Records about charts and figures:
+ + + + + + +

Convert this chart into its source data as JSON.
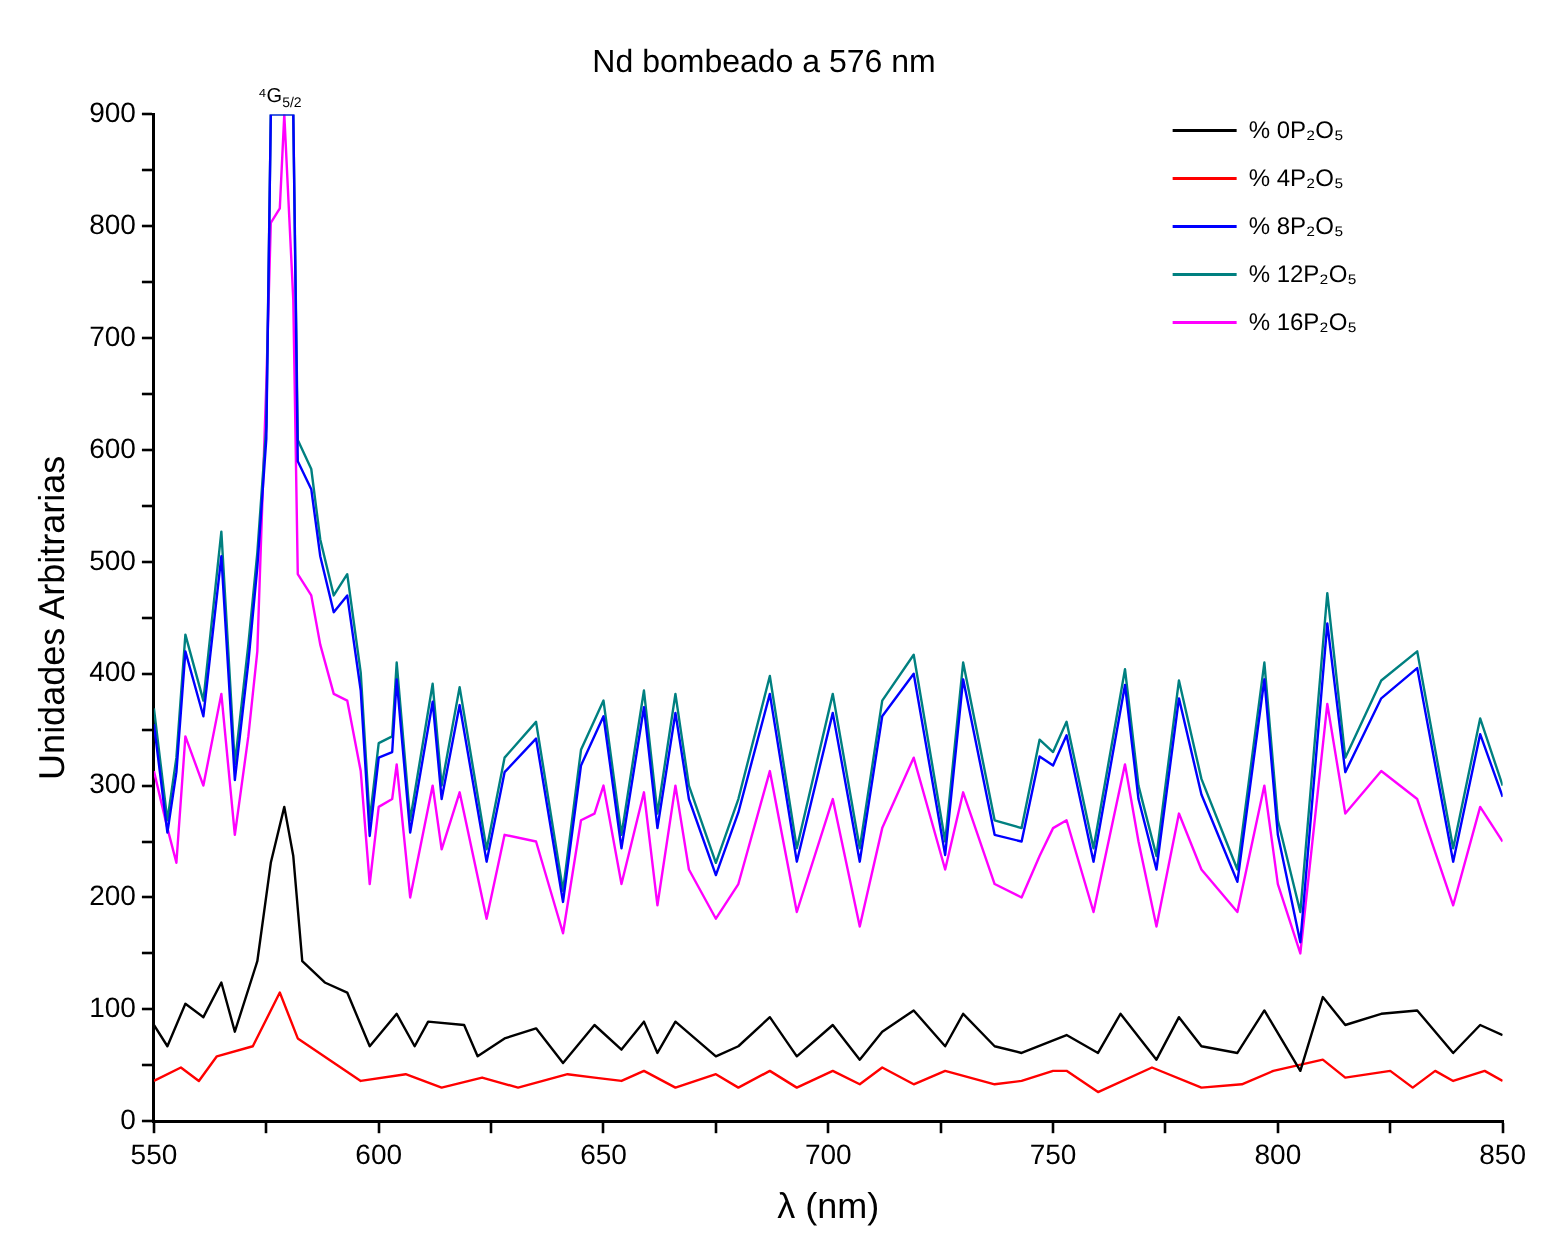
{
  "chart_data": {
    "type": "line",
    "title": "Nd bombeado a 576 nm",
    "xlabel": "λ (nm)",
    "ylabel": "Unidades Arbitrarias",
    "xlim": [
      550,
      850
    ],
    "ylim": [
      0,
      900
    ],
    "xticks": [
      550,
      {
        "value": 575,
        "label": null
      },
      600,
      {
        "value": 625,
        "label": null
      },
      650,
      {
        "value": 675,
        "label": null
      },
      700,
      {
        "value": 725,
        "label": null
      },
      750,
      {
        "value": 775,
        "label": null
      },
      800,
      {
        "value": 825,
        "label": null
      },
      850
    ],
    "yticks": [
      0,
      {
        "value": 50,
        "label": null
      },
      100,
      {
        "value": 150,
        "label": null
      },
      200,
      {
        "value": 250,
        "label": null
      },
      300,
      {
        "value": 350,
        "label": null
      },
      400,
      {
        "value": 450,
        "label": null
      },
      500,
      {
        "value": 550,
        "label": null
      },
      600,
      {
        "value": 650,
        "label": null
      },
      700,
      {
        "value": 750,
        "label": null
      },
      800,
      {
        "value": 850,
        "label": null
      },
      900
    ],
    "grid": false,
    "legend": "top right",
    "marker": "none",
    "line_style": "solid",
    "annotations": [
      {
        "text": "⁴G$_{5/2}$",
        "x": 578,
        "y": 900
      }
    ],
    "series": [
      {
        "name": "% 0P₂O₅",
        "color": "#000000",
        "x": [
          550,
          553,
          557,
          561,
          565,
          568,
          573,
          576,
          579,
          581,
          583,
          588,
          593,
          598,
          604,
          608,
          611,
          619,
          622,
          628,
          635,
          641,
          648,
          654,
          659,
          662,
          666,
          675,
          680,
          687,
          693,
          701,
          707,
          712,
          719,
          726,
          730,
          737,
          743,
          753,
          760,
          765,
          773,
          778,
          783,
          791,
          797,
          805,
          810,
          815,
          823,
          831,
          839,
          845,
          850
        ],
        "values": [
          86,
          67,
          105,
          93,
          124,
          80,
          143,
          231,
          281,
          237,
          143,
          124,
          115,
          67,
          96,
          67,
          89,
          86,
          58,
          74,
          83,
          52,
          86,
          64,
          89,
          61,
          89,
          58,
          67,
          93,
          58,
          86,
          55,
          80,
          99,
          67,
          96,
          67,
          61,
          77,
          61,
          96,
          55,
          93,
          67,
          61,
          99,
          45,
          111,
          86,
          96,
          99,
          61,
          86,
          77
        ]
      },
      {
        "name": "% 4P₂O₅",
        "color": "#ff0000",
        "x": [
          550,
          556,
          560,
          564,
          572,
          578,
          582,
          589,
          596,
          606,
          614,
          623,
          631,
          642,
          648,
          654,
          659,
          666,
          675,
          680,
          687,
          693,
          701,
          707,
          712,
          719,
          726,
          737,
          743,
          750,
          753,
          760,
          772,
          783,
          792,
          799,
          810,
          815,
          825,
          830,
          835,
          839,
          846,
          850
        ],
        "values": [
          36,
          48,
          36,
          58,
          67,
          115,
          74,
          55,
          36,
          42,
          30,
          39,
          30,
          42,
          39,
          36,
          45,
          30,
          42,
          30,
          45,
          30,
          45,
          33,
          48,
          33,
          45,
          33,
          36,
          45,
          45,
          26,
          48,
          30,
          33,
          45,
          55,
          39,
          45,
          30,
          45,
          36,
          45,
          36
        ]
      },
      {
        "name": "% 8P₂O₅",
        "color": "#0000ff",
        "x": [
          550,
          553,
          555,
          557,
          561,
          565,
          568,
          571,
          573,
          575,
          576,
          578,
          580,
          581,
          582,
          585,
          587,
          590,
          593,
          596,
          598,
          600,
          603,
          604,
          607,
          612,
          614,
          618,
          624,
          628,
          635,
          641,
          645,
          650,
          654,
          659,
          662,
          666,
          669,
          675,
          680,
          687,
          693,
          701,
          707,
          712,
          719,
          726,
          730,
          737,
          743,
          747,
          750,
          753,
          759,
          766,
          769,
          773,
          778,
          783,
          791,
          797,
          800,
          805,
          811,
          815,
          823,
          831,
          839,
          845,
          850
        ],
        "values": [
          355,
          258,
          312,
          420,
          362,
          505,
          305,
          410,
          495,
          610,
          900,
          900,
          900,
          900,
          590,
          565,
          505,
          455,
          470,
          385,
          255,
          325,
          330,
          395,
          258,
          375,
          288,
          372,
          232,
          312,
          342,
          196,
          318,
          362,
          244,
          370,
          262,
          365,
          288,
          220,
          276,
          382,
          232,
          365,
          232,
          362,
          400,
          238,
          395,
          256,
          250,
          326,
          318,
          345,
          232,
          390,
          288,
          225,
          378,
          292,
          214,
          395,
          256,
          160,
          445,
          312,
          378,
          405,
          232,
          346,
          290
        ]
      },
      {
        "name": "% 12P₂O₅",
        "color": "#008080",
        "x": [
          550,
          553,
          555,
          557,
          561,
          565,
          568,
          571,
          573,
          575,
          576,
          578,
          580,
          581,
          582,
          585,
          587,
          590,
          593,
          596,
          598,
          600,
          603,
          604,
          607,
          612,
          614,
          618,
          624,
          628,
          635,
          641,
          645,
          650,
          654,
          659,
          662,
          666,
          669,
          675,
          680,
          687,
          693,
          701,
          707,
          712,
          719,
          726,
          730,
          737,
          743,
          747,
          750,
          753,
          759,
          766,
          769,
          773,
          778,
          783,
          791,
          797,
          800,
          805,
          811,
          815,
          823,
          831,
          839,
          845,
          850
        ],
        "values": [
          369,
          269,
          325,
          435,
          376,
          527,
          319,
          426,
          508,
          621,
          900,
          900,
          900,
          900,
          609,
          583,
          520,
          470,
          489,
          401,
          269,
          338,
          344,
          410,
          269,
          391,
          300,
          388,
          243,
          325,
          357,
          206,
          332,
          376,
          256,
          385,
          275,
          382,
          300,
          231,
          288,
          398,
          244,
          382,
          244,
          376,
          417,
          250,
          410,
          269,
          262,
          341,
          330,
          357,
          244,
          404,
          300,
          237,
          394,
          306,
          225,
          410,
          269,
          187,
          472,
          325,
          394,
          420,
          244,
          360,
          300
        ]
      },
      {
        "name": "% 16P₂O₅",
        "color": "#ff00ff",
        "x": [
          550,
          553,
          555,
          557,
          561,
          565,
          568,
          571,
          573,
          575,
          576,
          578,
          579,
          581,
          582,
          585,
          587,
          590,
          593,
          596,
          598,
          600,
          603,
          604,
          607,
          612,
          614,
          618,
          624,
          628,
          635,
          641,
          645,
          648,
          650,
          654,
          659,
          662,
          666,
          669,
          675,
          680,
          687,
          693,
          701,
          707,
          712,
          719,
          726,
          730,
          737,
          743,
          747,
          750,
          753,
          759,
          766,
          769,
          773,
          778,
          783,
          791,
          797,
          800,
          805,
          811,
          815,
          823,
          831,
          839,
          845,
          850
        ],
        "values": [
          313,
          262,
          231,
          344,
          300,
          382,
          256,
          344,
          420,
          659,
          803,
          816,
          900,
          734,
          489,
          470,
          426,
          382,
          376,
          313,
          212,
          281,
          288,
          319,
          200,
          300,
          243,
          294,
          181,
          256,
          250,
          168,
          269,
          275,
          300,
          212,
          294,
          193,
          300,
          225,
          181,
          212,
          313,
          187,
          288,
          174,
          262,
          325,
          225,
          294,
          212,
          200,
          237,
          262,
          269,
          187,
          319,
          250,
          174,
          275,
          225,
          187,
          300,
          212,
          150,
          373,
          275,
          313,
          288,
          193,
          281,
          250
        ]
      }
    ]
  }
}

+ + + + + + +

Reproduce each line exactly as it appears, omitting the pictures.

Exercise output>
Convert this chart into its source data as JSON.
{
  "chart_data": {
    "type": "line",
    "title": "Nd bombeado a 576 nm",
    "xlabel": "λ (nm)",
    "ylabel": "Unidades Arbitrarias",
    "xlim": [
      550,
      850
    ],
    "ylim": [
      0,
      900
    ],
    "xticks": [
      550,
      {
        "value": 575,
        "label": null
      },
      600,
      {
        "value": 625,
        "label": null
      },
      650,
      {
        "value": 675,
        "label": null
      },
      700,
      {
        "value": 725,
        "label": null
      },
      750,
      {
        "value": 775,
        "label": null
      },
      800,
      {
        "value": 825,
        "label": null
      },
      850
    ],
    "yticks": [
      0,
      {
        "value": 50,
        "label": null
      },
      100,
      {
        "value": 150,
        "label": null
      },
      200,
      {
        "value": 250,
        "label": null
      },
      300,
      {
        "value": 350,
        "label": null
      },
      400,
      {
        "value": 450,
        "label": null
      },
      500,
      {
        "value": 550,
        "label": null
      },
      600,
      {
        "value": 650,
        "label": null
      },
      700,
      {
        "value": 750,
        "label": null
      },
      800,
      {
        "value": 850,
        "label": null
      },
      900
    ],
    "grid": false,
    "legend": "top right",
    "marker": "none",
    "line_style": "solid",
    "annotations": [
      {
        "text": "⁴G$_{5/2}$",
        "x": 578,
        "y": 900
      }
    ],
    "series": [
      {
        "name": "% 0P₂O₅",
        "color": "#000000",
        "x": [
          550,
          553,
          557,
          561,
          565,
          568,
          573,
          576,
          579,
          581,
          583,
          588,
          593,
          598,
          604,
          608,
          611,
          619,
          622,
          628,
          635,
          641,
          648,
          654,
          659,
          662,
          666,
          675,
          680,
          687,
          693,
          701,
          707,
          712,
          719,
          726,
          730,
          737,
          743,
          753,
          760,
          765,
          773,
          778,
          783,
          791,
          797,
          805,
          810,
          815,
          823,
          831,
          839,
          845,
          850
        ],
        "values": [
          86,
          67,
          105,
          93,
          124,
          80,
          143,
          231,
          281,
          237,
          143,
          124,
          115,
          67,
          96,
          67,
          89,
          86,
          58,
          74,
          83,
          52,
          86,
          64,
          89,
          61,
          89,
          58,
          67,
          93,
          58,
          86,
          55,
          80,
          99,
          67,
          96,
          67,
          61,
          77,
          61,
          96,
          55,
          93,
          67,
          61,
          99,
          45,
          111,
          86,
          96,
          99,
          61,
          86,
          77
        ]
      },
      {
        "name": "% 4P₂O₅",
        "color": "#ff0000",
        "x": [
          550,
          556,
          560,
          564,
          572,
          578,
          582,
          589,
          596,
          606,
          614,
          623,
          631,
          642,
          648,
          654,
          659,
          666,
          675,
          680,
          687,
          693,
          701,
          707,
          712,
          719,
          726,
          737,
          743,
          750,
          753,
          760,
          772,
          783,
          792,
          799,
          810,
          815,
          825,
          830,
          835,
          839,
          846,
          850
        ],
        "values": [
          36,
          48,
          36,
          58,
          67,
          115,
          74,
          55,
          36,
          42,
          30,
          39,
          30,
          42,
          39,
          36,
          45,
          30,
          42,
          30,
          45,
          30,
          45,
          33,
          48,
          33,
          45,
          33,
          36,
          45,
          45,
          26,
          48,
          30,
          33,
          45,
          55,
          39,
          45,
          30,
          45,
          36,
          45,
          36
        ]
      },
      {
        "name": "% 8P₂O₅",
        "color": "#0000ff",
        "x": [
          550,
          553,
          555,
          557,
          561,
          565,
          568,
          571,
          573,
          575,
          576,
          578,
          580,
          581,
          582,
          585,
          587,
          590,
          593,
          596,
          598,
          600,
          603,
          604,
          607,
          612,
          614,
          618,
          624,
          628,
          635,
          641,
          645,
          650,
          654,
          659,
          662,
          666,
          669,
          675,
          680,
          687,
          693,
          701,
          707,
          712,
          719,
          726,
          730,
          737,
          743,
          747,
          750,
          753,
          759,
          766,
          769,
          773,
          778,
          783,
          791,
          797,
          800,
          805,
          811,
          815,
          823,
          831,
          839,
          845,
          850
        ],
        "values": [
          355,
          258,
          312,
          420,
          362,
          505,
          305,
          410,
          495,
          610,
          900,
          900,
          900,
          900,
          590,
          565,
          505,
          455,
          470,
          385,
          255,
          325,
          330,
          395,
          258,
          375,
          288,
          372,
          232,
          312,
          342,
          196,
          318,
          362,
          244,
          370,
          262,
          365,
          288,
          220,
          276,
          382,
          232,
          365,
          232,
          362,
          400,
          238,
          395,
          256,
          250,
          326,
          318,
          345,
          232,
          390,
          288,
          225,
          378,
          292,
          214,
          395,
          256,
          160,
          445,
          312,
          378,
          405,
          232,
          346,
          290
        ]
      },
      {
        "name": "% 12P₂O₅",
        "color": "#008080",
        "x": [
          550,
          553,
          555,
          557,
          561,
          565,
          568,
          571,
          573,
          575,
          576,
          578,
          580,
          581,
          582,
          585,
          587,
          590,
          593,
          596,
          598,
          600,
          603,
          604,
          607,
          612,
          614,
          618,
          624,
          628,
          635,
          641,
          645,
          650,
          654,
          659,
          662,
          666,
          669,
          675,
          680,
          687,
          693,
          701,
          707,
          712,
          719,
          726,
          730,
          737,
          743,
          747,
          750,
          753,
          759,
          766,
          769,
          773,
          778,
          783,
          791,
          797,
          800,
          805,
          811,
          815,
          823,
          831,
          839,
          845,
          850
        ],
        "values": [
          369,
          269,
          325,
          435,
          376,
          527,
          319,
          426,
          508,
          621,
          900,
          900,
          900,
          900,
          609,
          583,
          520,
          470,
          489,
          401,
          269,
          338,
          344,
          410,
          269,
          391,
          300,
          388,
          243,
          325,
          357,
          206,
          332,
          376,
          256,
          385,
          275,
          382,
          300,
          231,
          288,
          398,
          244,
          382,
          244,
          376,
          417,
          250,
          410,
          269,
          262,
          341,
          330,
          357,
          244,
          404,
          300,
          237,
          394,
          306,
          225,
          410,
          269,
          187,
          472,
          325,
          394,
          420,
          244,
          360,
          300
        ]
      },
      {
        "name": "% 16P₂O₅",
        "color": "#ff00ff",
        "x": [
          550,
          553,
          555,
          557,
          561,
          565,
          568,
          571,
          573,
          575,
          576,
          578,
          579,
          581,
          582,
          585,
          587,
          590,
          593,
          596,
          598,
          600,
          603,
          604,
          607,
          612,
          614,
          618,
          624,
          628,
          635,
          641,
          645,
          648,
          650,
          654,
          659,
          662,
          666,
          669,
          675,
          680,
          687,
          693,
          701,
          707,
          712,
          719,
          726,
          730,
          737,
          743,
          747,
          750,
          753,
          759,
          766,
          769,
          773,
          778,
          783,
          791,
          797,
          800,
          805,
          811,
          815,
          823,
          831,
          839,
          845,
          850
        ],
        "values": [
          313,
          262,
          231,
          344,
          300,
          382,
          256,
          344,
          420,
          659,
          803,
          816,
          900,
          734,
          489,
          470,
          426,
          382,
          376,
          313,
          212,
          281,
          288,
          319,
          200,
          300,
          243,
          294,
          181,
          256,
          250,
          168,
          269,
          275,
          300,
          212,
          294,
          193,
          300,
          225,
          181,
          212,
          313,
          187,
          288,
          174,
          262,
          325,
          225,
          294,
          212,
          200,
          237,
          262,
          269,
          187,
          319,
          250,
          174,
          275,
          225,
          187,
          300,
          212,
          150,
          373,
          275,
          313,
          288,
          193,
          281,
          250
        ]
      }
    ]
  }
}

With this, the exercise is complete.